EXERCISE DETAILS: Select every line below containing the word "trajectories".

DATA PROVIDED:
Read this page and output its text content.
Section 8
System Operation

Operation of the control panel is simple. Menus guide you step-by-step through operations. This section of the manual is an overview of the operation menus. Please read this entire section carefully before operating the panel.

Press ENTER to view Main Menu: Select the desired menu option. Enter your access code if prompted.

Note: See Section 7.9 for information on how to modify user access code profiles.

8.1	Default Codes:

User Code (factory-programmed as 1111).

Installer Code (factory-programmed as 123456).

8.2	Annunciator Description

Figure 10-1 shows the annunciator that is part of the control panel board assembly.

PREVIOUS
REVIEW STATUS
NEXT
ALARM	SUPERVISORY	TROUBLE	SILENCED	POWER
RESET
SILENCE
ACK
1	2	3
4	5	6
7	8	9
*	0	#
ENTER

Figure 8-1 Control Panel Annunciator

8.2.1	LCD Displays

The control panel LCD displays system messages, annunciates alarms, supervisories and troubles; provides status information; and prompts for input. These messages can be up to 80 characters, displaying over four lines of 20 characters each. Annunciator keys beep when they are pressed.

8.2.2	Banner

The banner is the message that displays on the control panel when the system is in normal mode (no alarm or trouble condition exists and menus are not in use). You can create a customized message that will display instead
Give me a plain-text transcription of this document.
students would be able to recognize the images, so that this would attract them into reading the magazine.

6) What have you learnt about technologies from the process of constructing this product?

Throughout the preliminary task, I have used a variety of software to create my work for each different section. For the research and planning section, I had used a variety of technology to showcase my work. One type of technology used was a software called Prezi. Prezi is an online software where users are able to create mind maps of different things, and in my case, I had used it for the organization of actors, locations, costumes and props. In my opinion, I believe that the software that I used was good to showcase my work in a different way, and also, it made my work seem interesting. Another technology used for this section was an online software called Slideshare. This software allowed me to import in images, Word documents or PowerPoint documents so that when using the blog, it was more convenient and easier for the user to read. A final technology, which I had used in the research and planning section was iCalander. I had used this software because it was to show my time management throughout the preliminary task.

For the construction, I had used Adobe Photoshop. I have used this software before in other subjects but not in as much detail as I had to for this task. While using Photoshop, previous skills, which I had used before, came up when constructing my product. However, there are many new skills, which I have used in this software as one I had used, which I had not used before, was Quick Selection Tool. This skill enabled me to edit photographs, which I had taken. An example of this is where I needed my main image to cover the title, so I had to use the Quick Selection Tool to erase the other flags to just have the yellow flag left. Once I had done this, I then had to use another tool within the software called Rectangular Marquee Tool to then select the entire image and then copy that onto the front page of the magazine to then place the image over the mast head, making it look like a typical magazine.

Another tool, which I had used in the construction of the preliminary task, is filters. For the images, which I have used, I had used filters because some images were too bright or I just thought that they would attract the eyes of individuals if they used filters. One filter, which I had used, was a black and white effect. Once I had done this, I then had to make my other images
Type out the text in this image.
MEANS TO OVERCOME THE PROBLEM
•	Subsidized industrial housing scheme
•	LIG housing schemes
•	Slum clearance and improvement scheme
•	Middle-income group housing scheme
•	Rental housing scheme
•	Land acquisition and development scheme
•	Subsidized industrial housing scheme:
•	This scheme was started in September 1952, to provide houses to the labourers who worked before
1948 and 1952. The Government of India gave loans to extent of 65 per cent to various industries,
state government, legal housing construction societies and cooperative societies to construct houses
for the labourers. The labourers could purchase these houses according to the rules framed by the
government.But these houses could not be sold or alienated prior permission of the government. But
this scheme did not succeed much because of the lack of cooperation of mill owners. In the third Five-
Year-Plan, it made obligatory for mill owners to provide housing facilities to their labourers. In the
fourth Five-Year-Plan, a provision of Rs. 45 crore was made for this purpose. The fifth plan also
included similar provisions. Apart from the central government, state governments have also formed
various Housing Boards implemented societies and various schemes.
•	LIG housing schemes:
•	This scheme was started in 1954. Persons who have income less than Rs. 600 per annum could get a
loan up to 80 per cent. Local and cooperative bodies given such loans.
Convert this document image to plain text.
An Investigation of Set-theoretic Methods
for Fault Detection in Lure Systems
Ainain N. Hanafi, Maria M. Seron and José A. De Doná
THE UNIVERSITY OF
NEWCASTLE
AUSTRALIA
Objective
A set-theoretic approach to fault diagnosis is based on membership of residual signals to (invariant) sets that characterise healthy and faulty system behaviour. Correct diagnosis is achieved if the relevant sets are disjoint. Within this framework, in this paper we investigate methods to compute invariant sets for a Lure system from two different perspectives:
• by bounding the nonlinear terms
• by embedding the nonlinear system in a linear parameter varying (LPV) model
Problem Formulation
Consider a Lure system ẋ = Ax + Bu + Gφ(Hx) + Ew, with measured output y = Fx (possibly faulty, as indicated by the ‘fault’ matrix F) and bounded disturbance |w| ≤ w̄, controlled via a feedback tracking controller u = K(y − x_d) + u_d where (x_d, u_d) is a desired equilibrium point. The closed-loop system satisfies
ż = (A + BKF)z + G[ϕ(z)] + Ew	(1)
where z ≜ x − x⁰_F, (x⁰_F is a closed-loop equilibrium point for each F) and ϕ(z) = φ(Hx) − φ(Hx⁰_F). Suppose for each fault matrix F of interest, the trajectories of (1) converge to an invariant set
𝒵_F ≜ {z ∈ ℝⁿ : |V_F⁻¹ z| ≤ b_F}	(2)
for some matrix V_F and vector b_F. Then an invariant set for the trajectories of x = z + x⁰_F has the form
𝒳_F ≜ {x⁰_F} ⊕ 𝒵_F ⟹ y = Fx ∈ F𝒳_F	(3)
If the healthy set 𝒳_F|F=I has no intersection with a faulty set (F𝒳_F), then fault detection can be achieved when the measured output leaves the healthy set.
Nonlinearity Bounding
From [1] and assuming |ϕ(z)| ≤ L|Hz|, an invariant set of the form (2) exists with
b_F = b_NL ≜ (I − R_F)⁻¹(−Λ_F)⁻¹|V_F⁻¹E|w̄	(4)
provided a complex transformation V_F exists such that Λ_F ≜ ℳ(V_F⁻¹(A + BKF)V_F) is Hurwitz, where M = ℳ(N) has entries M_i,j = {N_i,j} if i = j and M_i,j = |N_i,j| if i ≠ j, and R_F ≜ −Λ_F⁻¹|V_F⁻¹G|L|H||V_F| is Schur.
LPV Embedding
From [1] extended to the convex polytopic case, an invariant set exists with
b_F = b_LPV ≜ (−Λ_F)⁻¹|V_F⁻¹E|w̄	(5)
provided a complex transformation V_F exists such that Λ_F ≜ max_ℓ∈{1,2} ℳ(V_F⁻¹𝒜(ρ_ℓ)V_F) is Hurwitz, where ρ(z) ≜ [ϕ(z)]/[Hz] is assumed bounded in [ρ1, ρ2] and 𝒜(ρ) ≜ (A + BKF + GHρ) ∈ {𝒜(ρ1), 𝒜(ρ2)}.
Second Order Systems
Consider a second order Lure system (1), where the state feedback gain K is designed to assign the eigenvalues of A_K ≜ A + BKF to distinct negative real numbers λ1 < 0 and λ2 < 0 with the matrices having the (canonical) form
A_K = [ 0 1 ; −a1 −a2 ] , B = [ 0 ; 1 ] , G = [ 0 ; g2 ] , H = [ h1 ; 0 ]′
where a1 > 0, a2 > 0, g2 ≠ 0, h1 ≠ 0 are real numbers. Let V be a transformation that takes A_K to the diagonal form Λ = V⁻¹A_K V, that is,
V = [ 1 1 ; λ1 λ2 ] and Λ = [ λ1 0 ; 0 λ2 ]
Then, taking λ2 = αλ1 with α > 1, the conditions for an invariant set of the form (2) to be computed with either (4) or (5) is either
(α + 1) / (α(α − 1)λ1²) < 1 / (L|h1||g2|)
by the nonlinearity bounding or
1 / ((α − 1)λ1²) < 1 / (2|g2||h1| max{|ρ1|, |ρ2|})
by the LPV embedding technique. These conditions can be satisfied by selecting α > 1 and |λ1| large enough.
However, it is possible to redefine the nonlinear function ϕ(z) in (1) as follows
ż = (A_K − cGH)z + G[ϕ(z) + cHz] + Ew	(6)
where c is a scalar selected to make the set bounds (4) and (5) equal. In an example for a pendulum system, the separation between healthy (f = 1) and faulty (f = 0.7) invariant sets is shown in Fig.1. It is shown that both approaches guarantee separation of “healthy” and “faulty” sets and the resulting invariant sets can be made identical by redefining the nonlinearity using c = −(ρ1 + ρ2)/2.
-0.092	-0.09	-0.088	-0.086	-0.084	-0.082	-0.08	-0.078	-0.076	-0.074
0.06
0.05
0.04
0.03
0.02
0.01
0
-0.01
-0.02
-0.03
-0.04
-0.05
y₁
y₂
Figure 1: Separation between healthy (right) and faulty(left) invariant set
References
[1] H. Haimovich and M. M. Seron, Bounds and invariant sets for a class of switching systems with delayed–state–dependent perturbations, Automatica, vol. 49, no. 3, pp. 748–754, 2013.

FULL RESPONSE:
where z ≜ x − x⁰_F, (x⁰_F is a closed-loop equilibrium point for each F) and ϕ(z) = φ(Hx) − φ(Hx⁰_F). Suppose for each fault matrix F of interest, the trajectories of (1) converge to an invariant set
for some matrix V_F and vector b_F. Then an invariant set for the trajectories of x = z + x⁰_F has the form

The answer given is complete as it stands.